### Exercise task
Note each line of the listing that contains the string "three", and copy it.

==============================

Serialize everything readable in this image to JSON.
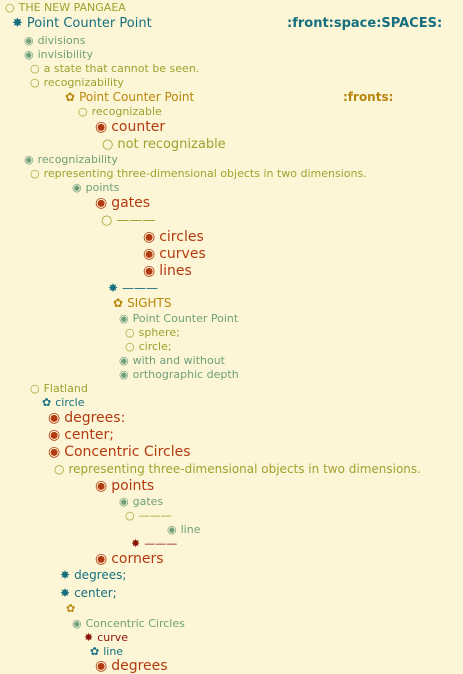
{
  "title": "THE NEW PANGAEA",
  "header": {
    "root": "Point Counter Point",
    "tag": ":front:space:SPACES:"
  },
  "outline": {
    "l2": "divisions",
    "l3": "invisibility",
    "l4": "a state that cannot be seen.",
    "l5": "recognizability",
    "l6": "Point Counter Point",
    "l6tag": ":fronts:",
    "l7": "recognizable",
    "l8": "counter",
    "l9": "not recognizable",
    "l10": "recognizability",
    "l11": "representing three-dimensional objects in two dimensions.",
    "l12": "points",
    "l13": "gates",
    "l14": "———",
    "l15": "circles",
    "l16": "curves",
    "l17": "lines",
    "l18": "———",
    "l19": "SIGHTS",
    "l20": "Point Counter Point",
    "l21": "sphere;",
    "l22": "circle;",
    "l23": "with and without",
    "l24": "orthographic depth",
    "l25": "Flatland",
    "l26": "circle",
    "l27": "degrees:",
    "l28": "center;",
    "l29": "Concentric Circles",
    "l30": "representing three-dimensional objects in two dimensions.",
    "l31": "points",
    "l32": "gates",
    "l33": "———",
    "l34": "line",
    "l35": "———",
    "l36": "corners",
    "l37": "degrees;",
    "l38": "center;",
    "l40": "Concentric Circles",
    "l41": "curve",
    "l42": "line",
    "l43": "degrees"
  },
  "colors": {
    "background": "#fdf6d6",
    "olive": "#a2a030",
    "teal": "#156f7f",
    "green": "#6fa07a",
    "gold": "#b8860b",
    "red": "#b23a10",
    "dark_red": "#8b1208"
  },
  "glyph_names": {
    "open-circle": "○",
    "bullseye": "◉",
    "asterisk": "✸",
    "flower": "✿"
  }
}
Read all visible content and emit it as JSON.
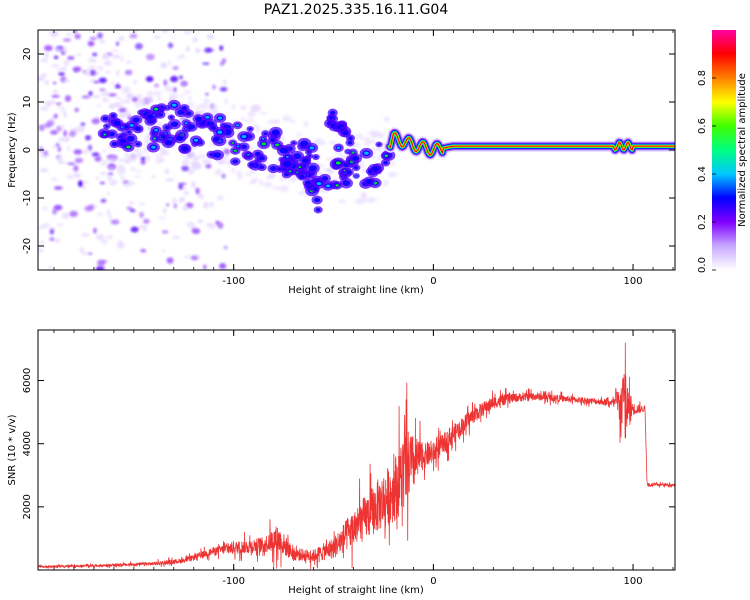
{
  "title": "PAZ1.2025.335.16.11.G04",
  "chart_data": [
    {
      "type": "heatmap",
      "name": "spectrogram",
      "xlabel": "Height of straight line (km)",
      "ylabel": "Frequency (Hz)",
      "xlim": [
        -198,
        121
      ],
      "ylim": [
        -25,
        25
      ],
      "xticks": [
        -100,
        0,
        100
      ],
      "yticks": [
        20,
        10,
        0,
        -10,
        -20
      ],
      "colorbar": {
        "label": "Normalized spectral amplitude",
        "range": [
          0.0,
          1.0
        ],
        "ticks": [
          0.0,
          0.2,
          0.4,
          0.6,
          0.8
        ],
        "tick_labels": [
          "0.0",
          "0.2",
          "0.4",
          "0.6",
          "0.8"
        ],
        "colormap": [
          "#ffffff",
          "#e6d8ff",
          "#9a50ff",
          "#5000ff",
          "#0000ff",
          "#00c8ff",
          "#00ff00",
          "#ffff00",
          "#ff0000",
          "#ff00ff"
        ]
      },
      "signal_track": [
        {
          "x": -165,
          "y": 3.5
        },
        {
          "x": -150,
          "y": 4
        },
        {
          "x": -140,
          "y": 4.5
        },
        {
          "x": -130,
          "y": 5
        },
        {
          "x": -120,
          "y": 4
        },
        {
          "x": -110,
          "y": 3
        },
        {
          "x": -100,
          "y": 2
        },
        {
          "x": -90,
          "y": 1
        },
        {
          "x": -80,
          "y": 0
        },
        {
          "x": -70,
          "y": -1
        },
        {
          "x": -60,
          "y": -3
        },
        {
          "x": -50,
          "y": -4
        },
        {
          "x": -40,
          "y": -4
        },
        {
          "x": -30,
          "y": -3
        },
        {
          "x": -25,
          "y": -2
        },
        {
          "x": -20,
          "y": 2.5
        },
        {
          "x": -10,
          "y": 1
        },
        {
          "x": 0,
          "y": 0
        },
        {
          "x": 10,
          "y": 0.8
        },
        {
          "x": 121,
          "y": 0.8
        }
      ],
      "branch_track": [
        {
          "x": -75,
          "y": -2
        },
        {
          "x": -65,
          "y": -6
        },
        {
          "x": -57,
          "y": -11
        }
      ],
      "upper_track": [
        {
          "x": -52,
          "y": 7
        },
        {
          "x": -45,
          "y": 4
        },
        {
          "x": -38,
          "y": -1
        }
      ]
    },
    {
      "type": "line",
      "name": "snr",
      "xlabel": "Height of straight line (km)",
      "ylabel": "SNR (10 * v/v)",
      "xlim": [
        -198,
        121
      ],
      "ylim": [
        0,
        7600
      ],
      "xticks": [
        -100,
        0,
        100
      ],
      "yticks": [
        2000,
        4000,
        6000
      ],
      "color": "#ee3333",
      "series": [
        {
          "name": "SNR",
          "points": [
            {
              "x": -198,
              "y": 100,
              "noise": 50
            },
            {
              "x": -160,
              "y": 150,
              "noise": 80
            },
            {
              "x": -140,
              "y": 200,
              "noise": 120
            },
            {
              "x": -125,
              "y": 300,
              "noise": 150
            },
            {
              "x": -110,
              "y": 600,
              "noise": 250
            },
            {
              "x": -100,
              "y": 700,
              "noise": 400
            },
            {
              "x": -85,
              "y": 800,
              "noise": 500
            },
            {
              "x": -78,
              "y": 1000,
              "noise": 900
            },
            {
              "x": -70,
              "y": 500,
              "noise": 400
            },
            {
              "x": -60,
              "y": 450,
              "noise": 400
            },
            {
              "x": -50,
              "y": 700,
              "noise": 700
            },
            {
              "x": -40,
              "y": 1300,
              "noise": 1200
            },
            {
              "x": -30,
              "y": 1900,
              "noise": 1600
            },
            {
              "x": -20,
              "y": 2500,
              "noise": 2000
            },
            {
              "x": -14,
              "y": 3200,
              "noise": 2600
            },
            {
              "x": -5,
              "y": 3600,
              "noise": 800
            },
            {
              "x": 0,
              "y": 3700,
              "noise": 700
            },
            {
              "x": 10,
              "y": 4300,
              "noise": 600
            },
            {
              "x": 20,
              "y": 4900,
              "noise": 500
            },
            {
              "x": 30,
              "y": 5300,
              "noise": 400
            },
            {
              "x": 40,
              "y": 5450,
              "noise": 300
            },
            {
              "x": 50,
              "y": 5500,
              "noise": 250
            },
            {
              "x": 70,
              "y": 5400,
              "noise": 200
            },
            {
              "x": 90,
              "y": 5300,
              "noise": 200
            },
            {
              "x": 96,
              "y": 5200,
              "noise": 2200
            },
            {
              "x": 100,
              "y": 5100,
              "noise": 400
            },
            {
              "x": 106,
              "y": 5100,
              "noise": 150
            },
            {
              "x": 107,
              "y": 2700,
              "noise": 100
            },
            {
              "x": 121,
              "y": 2700,
              "noise": 80
            }
          ]
        }
      ]
    }
  ]
}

==============================

### The completed task
    "l11": "representing three-dimensional objects in two dimensions.",
    "l30": "representing three-dimensional objects in two dimensions.",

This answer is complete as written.